Copy down all of the data underneath, exactly as shown.

** Begin Source data **

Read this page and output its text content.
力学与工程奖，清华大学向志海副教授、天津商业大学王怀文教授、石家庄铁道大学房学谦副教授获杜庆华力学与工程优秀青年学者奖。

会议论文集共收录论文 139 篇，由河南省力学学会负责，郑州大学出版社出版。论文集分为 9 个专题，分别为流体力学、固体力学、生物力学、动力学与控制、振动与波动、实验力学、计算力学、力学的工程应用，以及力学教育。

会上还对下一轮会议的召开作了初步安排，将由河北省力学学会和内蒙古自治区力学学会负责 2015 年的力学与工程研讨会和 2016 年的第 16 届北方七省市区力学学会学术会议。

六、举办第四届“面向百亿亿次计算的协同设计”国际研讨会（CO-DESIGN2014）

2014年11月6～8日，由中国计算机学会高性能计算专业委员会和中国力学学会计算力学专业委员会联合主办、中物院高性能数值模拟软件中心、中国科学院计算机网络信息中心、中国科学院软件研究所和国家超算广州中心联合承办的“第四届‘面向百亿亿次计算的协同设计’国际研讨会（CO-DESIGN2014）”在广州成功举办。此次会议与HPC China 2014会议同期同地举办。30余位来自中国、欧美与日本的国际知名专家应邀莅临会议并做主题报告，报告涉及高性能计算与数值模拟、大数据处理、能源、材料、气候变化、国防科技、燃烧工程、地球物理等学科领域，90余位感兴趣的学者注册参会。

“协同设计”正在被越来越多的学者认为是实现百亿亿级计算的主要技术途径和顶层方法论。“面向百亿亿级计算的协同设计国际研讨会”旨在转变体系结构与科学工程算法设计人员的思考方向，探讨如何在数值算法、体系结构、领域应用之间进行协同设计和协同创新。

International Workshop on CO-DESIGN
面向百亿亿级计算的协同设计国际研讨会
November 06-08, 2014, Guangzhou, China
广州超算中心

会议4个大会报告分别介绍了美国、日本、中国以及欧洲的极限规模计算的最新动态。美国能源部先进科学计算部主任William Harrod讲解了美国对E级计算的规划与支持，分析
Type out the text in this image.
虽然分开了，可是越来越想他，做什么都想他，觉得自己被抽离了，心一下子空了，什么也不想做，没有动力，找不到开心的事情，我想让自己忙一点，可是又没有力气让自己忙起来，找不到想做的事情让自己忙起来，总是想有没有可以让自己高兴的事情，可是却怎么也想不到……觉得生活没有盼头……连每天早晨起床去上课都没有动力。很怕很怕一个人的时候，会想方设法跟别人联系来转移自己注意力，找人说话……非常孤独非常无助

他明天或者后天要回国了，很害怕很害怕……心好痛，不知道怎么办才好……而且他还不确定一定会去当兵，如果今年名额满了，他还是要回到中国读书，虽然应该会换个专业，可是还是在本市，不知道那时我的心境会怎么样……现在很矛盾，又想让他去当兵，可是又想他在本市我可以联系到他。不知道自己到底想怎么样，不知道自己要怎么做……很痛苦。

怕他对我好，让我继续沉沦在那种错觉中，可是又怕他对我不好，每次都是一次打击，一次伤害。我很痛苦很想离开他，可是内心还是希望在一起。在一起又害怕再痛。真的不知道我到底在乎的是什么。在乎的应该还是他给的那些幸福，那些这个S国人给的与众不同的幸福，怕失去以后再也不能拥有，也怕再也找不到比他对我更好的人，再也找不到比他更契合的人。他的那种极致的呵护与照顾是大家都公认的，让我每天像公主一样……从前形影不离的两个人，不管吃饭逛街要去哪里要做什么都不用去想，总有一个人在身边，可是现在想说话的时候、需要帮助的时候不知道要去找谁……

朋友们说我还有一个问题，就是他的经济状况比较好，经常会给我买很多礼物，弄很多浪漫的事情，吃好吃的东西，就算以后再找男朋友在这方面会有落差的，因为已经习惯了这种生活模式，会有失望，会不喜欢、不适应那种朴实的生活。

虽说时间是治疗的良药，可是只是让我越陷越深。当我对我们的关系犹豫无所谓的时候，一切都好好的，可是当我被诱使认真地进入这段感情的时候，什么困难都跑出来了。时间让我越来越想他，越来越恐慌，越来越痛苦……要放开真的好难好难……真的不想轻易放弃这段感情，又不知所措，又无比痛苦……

** End Source data **

Result below:
Read this page and output its text content.
力学与工程奖，清华大学向志海副教授、天津商业大学王怀文教授、石家庄铁道大学房学谦副教授获杜庆华力学与工程优秀青年学者奖。

会议论文集共收录论文 139 篇，由河南省力学学会负责，郑州大学出版社出版。论文集分为 9 个专题，分别为流体力学、固体力学、生物力学、动力学与控制、振动与波动、实验力学、计算力学、力学的工程应用，以及力学教育。

会上还对下一轮会议的召开作了初步安排，将由河北省力学学会和内蒙古自治区力学学会负责 2015 年的力学与工程研讨会和 2016 年的第 16 届北方七省市区力学学会学术会议。

六、举办第四届“面向百亿亿次计算的协同设计”国际研讨会（CO-DESIGN2014）

2014年11月6～8日，由中国计算机学会高性能计算专业委员会和中国力学学会计算力学专业委员会联合主办、中物院高性能数值模拟软件中心、中国科学院计算机网络信息中心、中国科学院软件研究所和国家超算广州中心联合承办的“第四届‘面向百亿亿次计算的协同设计’国际研讨会（CO-DESIGN2014）”在广州成功举办。此次会议与HPC China 2014会议同期同地举办。30余位来自中国、欧美与日本的国际知名专家应邀莅临会议并做主题报告，报告涉及高性能计算与数值模拟、大数据处理、能源、材料、气候变化、国防科技、燃烧工程、地球物理等学科领域，90余位感兴趣的学者注册参会。

“协同设计”正在被越来越多的学者认为是实现百亿亿级计算的主要技术途径和顶层方法论。“面向百亿亿级计算的协同设计国际研讨会”旨在转变体系结构与科学工程算法设计人员的思考方向，探讨如何在数值算法、体系结构、领域应用之间进行协同设计和协同创新。

International Workshop on CO-DESIGN
面向百亿亿级计算的协同设计国际研讨会
November 06-08, 2014, Guangzhou, China
广州超算中心

会议4个大会报告分别介绍了美国、日本、中国以及欧洲的极限规模计算的最新动态。美国能源部先进科学计算部主任William Harrod讲解了美国对E级计算的规划与支持，分析
Type out the text in this image.
虽然分开了，可是越来越想他，做什么都想他，觉得自己被抽离了，心一下子空了，什么也不想做，没有动力，找不到开心的事情，我想让自己忙一点，可是又没有力气让自己忙起来，找不到想做的事情让自己忙起来，总是想有没有可以让自己高兴的事情，可是却怎么也想不到……觉得生活没有盼头……连每天早晨起床去上课都没有动力。很怕很怕一个人的时候，会想方设法跟别人联系来转移自己注意力，找人说话……非常孤独非常无助

他明天或者后天要回国了，很害怕很害怕……心好痛，不知道怎么办才好……而且他还不确定一定会去当兵，如果今年名额满了，他还是要回到中国读书，虽然应该会换个专业，可是还是在本市，不知道那时我的心境会怎么样……现在很矛盾，又想让他去当兵，可是又想他在本市我可以联系到他。不知道自己到底想怎么样，不知道自己要怎么做……很痛苦。

怕他对我好，让我继续沉沦在那种错觉中，可是又怕他对我不好，每次都是一次打击，一次伤害。我很痛苦很想离开他，可是内心还是希望在一起。在一起又害怕再痛。真的不知道我到底在乎的是什么。在乎的应该还是他给的那些幸福，那些这个S国人给的与众不同的幸福，怕失去以后再也不能拥有，也怕再也找不到比他对我更好的人，再也找不到比他更契合的人。他的那种极致的呵护与照顾是大家都公认的，让我每天像公主一样……从前形影不离的两个人，不管吃饭逛街要去哪里要做什么都不用去想，总有一个人在身边，可是现在想说话的时候、需要帮助的时候不知道要去找谁……

朋友们说我还有一个问题，就是他的经济状况比较好，经常会给我买很多礼物，弄很多浪漫的事情，吃好吃的东西，就算以后再找男朋友在这方面会有落差的，因为已经习惯了这种生活模式，会有失望，会不喜欢、不适应那种朴实的生活。

虽说时间是治疗的良药，可是只是让我越陷越深。当我对我们的关系犹豫无所谓的时候，一切都好好的，可是当我被诱使认真地进入这段感情的时候，什么困难都跑出来了。时间让我越来越想他，越来越恐慌，越来越痛苦……要放开真的好难好难……真的不想轻易放弃这段感情，又不知所措，又无比痛苦……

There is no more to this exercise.